● **Request**:
The data below should be printed in full, exactly, and without any of its images.

Data items
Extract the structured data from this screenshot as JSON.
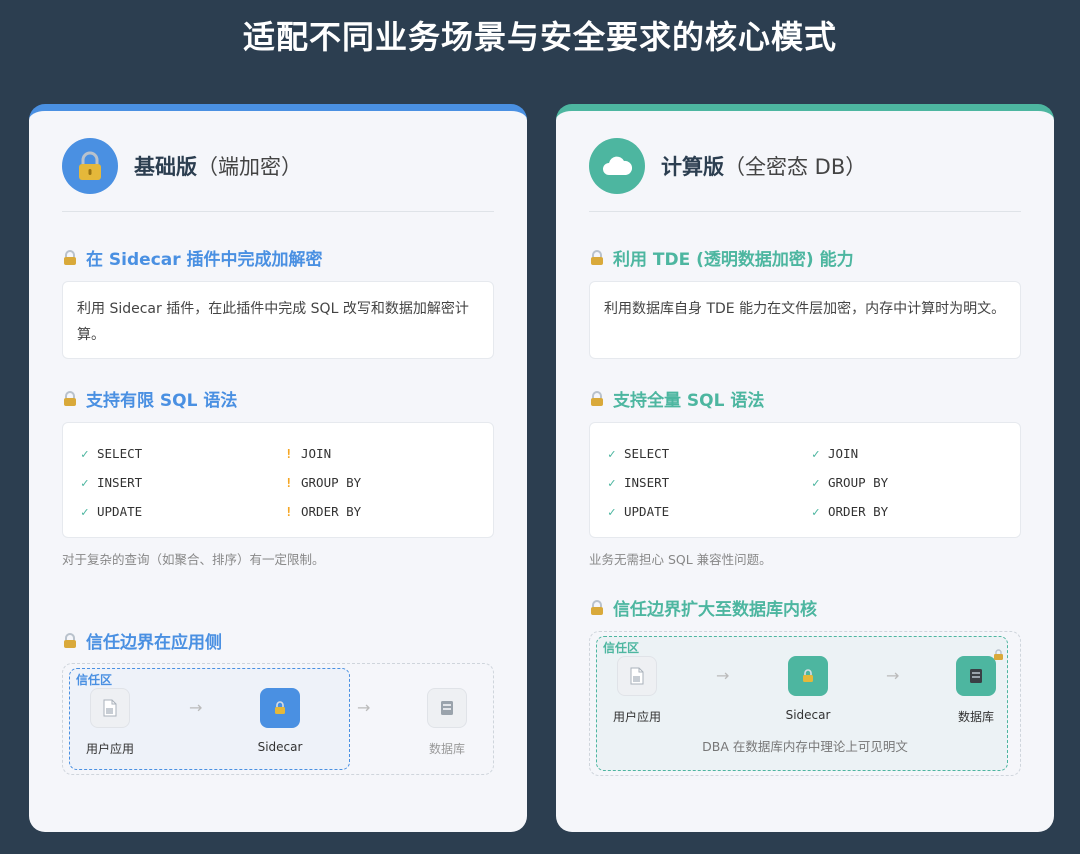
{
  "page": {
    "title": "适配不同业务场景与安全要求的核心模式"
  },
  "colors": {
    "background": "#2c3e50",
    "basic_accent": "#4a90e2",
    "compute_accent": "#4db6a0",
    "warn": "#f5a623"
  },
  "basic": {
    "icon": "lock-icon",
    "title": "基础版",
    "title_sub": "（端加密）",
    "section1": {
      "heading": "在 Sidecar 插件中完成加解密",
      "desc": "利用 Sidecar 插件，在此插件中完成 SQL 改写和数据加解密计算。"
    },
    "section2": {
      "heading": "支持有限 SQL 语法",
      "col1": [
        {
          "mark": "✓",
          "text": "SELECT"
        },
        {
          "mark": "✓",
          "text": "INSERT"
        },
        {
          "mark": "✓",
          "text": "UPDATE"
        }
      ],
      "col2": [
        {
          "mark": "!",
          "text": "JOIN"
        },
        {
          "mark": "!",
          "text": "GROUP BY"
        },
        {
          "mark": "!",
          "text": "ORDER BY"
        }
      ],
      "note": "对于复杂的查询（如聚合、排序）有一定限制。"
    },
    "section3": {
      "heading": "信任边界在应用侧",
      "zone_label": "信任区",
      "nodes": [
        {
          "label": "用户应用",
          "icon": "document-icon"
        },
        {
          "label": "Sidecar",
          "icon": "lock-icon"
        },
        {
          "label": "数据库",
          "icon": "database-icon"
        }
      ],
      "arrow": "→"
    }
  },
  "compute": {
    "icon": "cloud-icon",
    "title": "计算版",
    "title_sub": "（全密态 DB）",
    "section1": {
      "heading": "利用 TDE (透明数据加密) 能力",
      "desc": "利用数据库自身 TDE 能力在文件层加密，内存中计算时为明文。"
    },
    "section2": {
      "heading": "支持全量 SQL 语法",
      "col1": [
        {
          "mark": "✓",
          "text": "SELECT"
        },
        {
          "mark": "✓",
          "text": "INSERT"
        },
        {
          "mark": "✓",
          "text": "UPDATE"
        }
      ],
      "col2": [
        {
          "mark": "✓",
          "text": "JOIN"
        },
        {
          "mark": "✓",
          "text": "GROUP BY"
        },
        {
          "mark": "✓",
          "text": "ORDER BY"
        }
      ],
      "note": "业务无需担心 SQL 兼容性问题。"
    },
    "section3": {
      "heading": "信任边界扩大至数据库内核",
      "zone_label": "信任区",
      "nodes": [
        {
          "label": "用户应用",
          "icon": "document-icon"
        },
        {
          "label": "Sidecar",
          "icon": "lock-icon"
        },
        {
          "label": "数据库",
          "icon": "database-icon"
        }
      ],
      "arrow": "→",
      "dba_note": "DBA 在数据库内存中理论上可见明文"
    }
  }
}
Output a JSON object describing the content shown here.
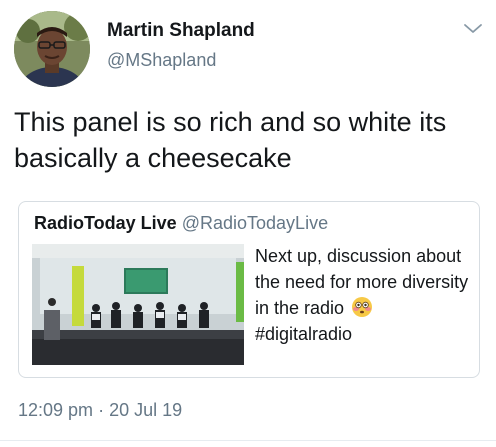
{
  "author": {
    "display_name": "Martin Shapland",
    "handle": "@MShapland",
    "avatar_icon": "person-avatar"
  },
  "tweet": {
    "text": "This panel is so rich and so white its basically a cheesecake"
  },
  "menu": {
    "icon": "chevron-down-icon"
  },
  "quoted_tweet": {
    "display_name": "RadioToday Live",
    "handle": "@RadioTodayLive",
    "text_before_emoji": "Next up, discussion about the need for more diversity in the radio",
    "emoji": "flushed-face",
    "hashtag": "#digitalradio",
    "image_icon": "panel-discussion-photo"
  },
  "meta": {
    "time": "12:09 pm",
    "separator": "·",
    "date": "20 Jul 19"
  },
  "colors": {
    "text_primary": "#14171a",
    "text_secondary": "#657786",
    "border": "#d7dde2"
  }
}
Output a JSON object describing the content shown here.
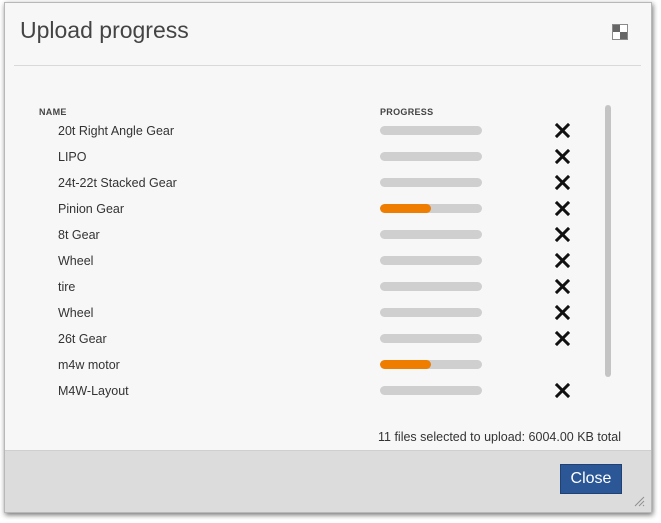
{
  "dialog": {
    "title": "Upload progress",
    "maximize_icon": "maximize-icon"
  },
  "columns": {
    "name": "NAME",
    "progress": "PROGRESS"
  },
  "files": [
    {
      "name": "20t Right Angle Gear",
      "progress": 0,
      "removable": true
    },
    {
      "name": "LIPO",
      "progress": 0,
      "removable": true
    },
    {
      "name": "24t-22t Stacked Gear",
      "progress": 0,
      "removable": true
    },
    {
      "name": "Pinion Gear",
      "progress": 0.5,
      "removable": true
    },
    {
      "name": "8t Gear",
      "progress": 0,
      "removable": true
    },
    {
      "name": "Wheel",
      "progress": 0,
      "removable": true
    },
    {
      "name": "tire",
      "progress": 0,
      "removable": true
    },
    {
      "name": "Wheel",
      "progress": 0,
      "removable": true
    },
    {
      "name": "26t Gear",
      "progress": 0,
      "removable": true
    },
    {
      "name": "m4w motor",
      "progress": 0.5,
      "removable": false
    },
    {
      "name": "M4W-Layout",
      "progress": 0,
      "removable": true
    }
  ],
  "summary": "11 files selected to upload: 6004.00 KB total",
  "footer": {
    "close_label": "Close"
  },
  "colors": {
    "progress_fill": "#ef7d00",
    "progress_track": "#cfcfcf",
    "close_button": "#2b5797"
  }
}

● **Written solution**:
Extract the structured data from this screenshot as JSON.
{
  "page": {
    "title": "适配不同业务场景与安全要求的核心模式"
  },
  "colors": {
    "background": "#2c3e50",
    "basic_accent": "#4a90e2",
    "compute_accent": "#4db6a0",
    "warn": "#f5a623"
  },
  "basic": {
    "icon": "lock-icon",
    "title": "基础版",
    "title_sub": "（端加密）",
    "section1": {
      "heading": "在 Sidecar 插件中完成加解密",
      "desc": "利用 Sidecar 插件，在此插件中完成 SQL 改写和数据加解密计算。"
    },
    "section2": {
      "heading": "支持有限 SQL 语法",
      "col1": [
        {
          "mark": "✓",
          "text": "SELECT"
        },
        {
          "mark": "✓",
          "text": "INSERT"
        },
        {
          "mark": "✓",
          "text": "UPDATE"
        }
      ],
      "col2": [
        {
          "mark": "!",
          "text": "JOIN"
        },
        {
          "mark": "!",
          "text": "GROUP BY"
        },
        {
          "mark": "!",
          "text": "ORDER BY"
        }
      ],
      "note": "对于复杂的查询（如聚合、排序）有一定限制。"
    },
    "section3": {
      "heading": "信任边界在应用侧",
      "zone_label": "信任区",
      "nodes": [
        {
          "label": "用户应用",
          "icon": "document-icon"
        },
        {
          "label": "Sidecar",
          "icon": "lock-icon"
        },
        {
          "label": "数据库",
          "icon": "database-icon"
        }
      ],
      "arrow": "→"
    }
  },
  "compute": {
    "icon": "cloud-icon",
    "title": "计算版",
    "title_sub": "（全密态 DB）",
    "section1": {
      "heading": "利用 TDE (透明数据加密) 能力",
      "desc": "利用数据库自身 TDE 能力在文件层加密，内存中计算时为明文。"
    },
    "section2": {
      "heading": "支持全量 SQL 语法",
      "col1": [
        {
          "mark": "✓",
          "text": "SELECT"
        },
        {
          "mark": "✓",
          "text": "INSERT"
        },
        {
          "mark": "✓",
          "text": "UPDATE"
        }
      ],
      "col2": [
        {
          "mark": "✓",
          "text": "JOIN"
        },
        {
          "mark": "✓",
          "text": "GROUP BY"
        },
        {
          "mark": "✓",
          "text": "ORDER BY"
        }
      ],
      "note": "业务无需担心 SQL 兼容性问题。"
    },
    "section3": {
      "heading": "信任边界扩大至数据库内核",
      "zone_label": "信任区",
      "nodes": [
        {
          "label": "用户应用",
          "icon": "document-icon"
        },
        {
          "label": "Sidecar",
          "icon": "lock-icon"
        },
        {
          "label": "数据库",
          "icon": "database-icon"
        }
      ],
      "arrow": "→",
      "dba_note": "DBA 在数据库内存中理论上可见明文"
    }
  }
}
Output a JSON object describing the content shown here.
{
  "author": {
    "display_name": "Martin Shapland",
    "handle": "@MShapland",
    "avatar_icon": "person-avatar"
  },
  "tweet": {
    "text": "This panel is so rich and so white its basically a cheesecake"
  },
  "menu": {
    "icon": "chevron-down-icon"
  },
  "quoted_tweet": {
    "display_name": "RadioToday Live",
    "handle": "@RadioTodayLive",
    "text_before_emoji": "Next up, discussion about the need for more diversity in the radio",
    "emoji": "flushed-face",
    "hashtag": "#digitalradio",
    "image_icon": "panel-discussion-photo"
  },
  "meta": {
    "time": "12:09 pm",
    "separator": "·",
    "date": "20 Jul 19"
  },
  "colors": {
    "text_primary": "#14171a",
    "text_secondary": "#657786",
    "border": "#d7dde2"
  }
}
Output a JSON object describing the content shown here.
{
  "dialog": {
    "title": "Upload progress",
    "maximize_icon": "maximize-icon"
  },
  "columns": {
    "name": "NAME",
    "progress": "PROGRESS"
  },
  "files": [
    {
      "name": "20t Right Angle Gear",
      "progress": 0,
      "removable": true
    },
    {
      "name": "LIPO",
      "progress": 0,
      "removable": true
    },
    {
      "name": "24t-22t Stacked Gear",
      "progress": 0,
      "removable": true
    },
    {
      "name": "Pinion Gear",
      "progress": 0.5,
      "removable": true
    },
    {
      "name": "8t Gear",
      "progress": 0,
      "removable": true
    },
    {
      "name": "Wheel",
      "progress": 0,
      "removable": true
    },
    {
      "name": "tire",
      "progress": 0,
      "removable": true
    },
    {
      "name": "Wheel",
      "progress": 0,
      "removable": true
    },
    {
      "name": "26t Gear",
      "progress": 0,
      "removable": true
    },
    {
      "name": "m4w motor",
      "progress": 0.5,
      "removable": false
    },
    {
      "name": "M4W-Layout",
      "progress": 0,
      "removable": true
    }
  ],
  "summary": "11 files selected to upload: 6004.00 KB total",
  "footer": {
    "close_label": "Close"
  },
  "colors": {
    "progress_fill": "#ef7d00",
    "progress_track": "#cfcfcf",
    "close_button": "#2b5797"
  }
}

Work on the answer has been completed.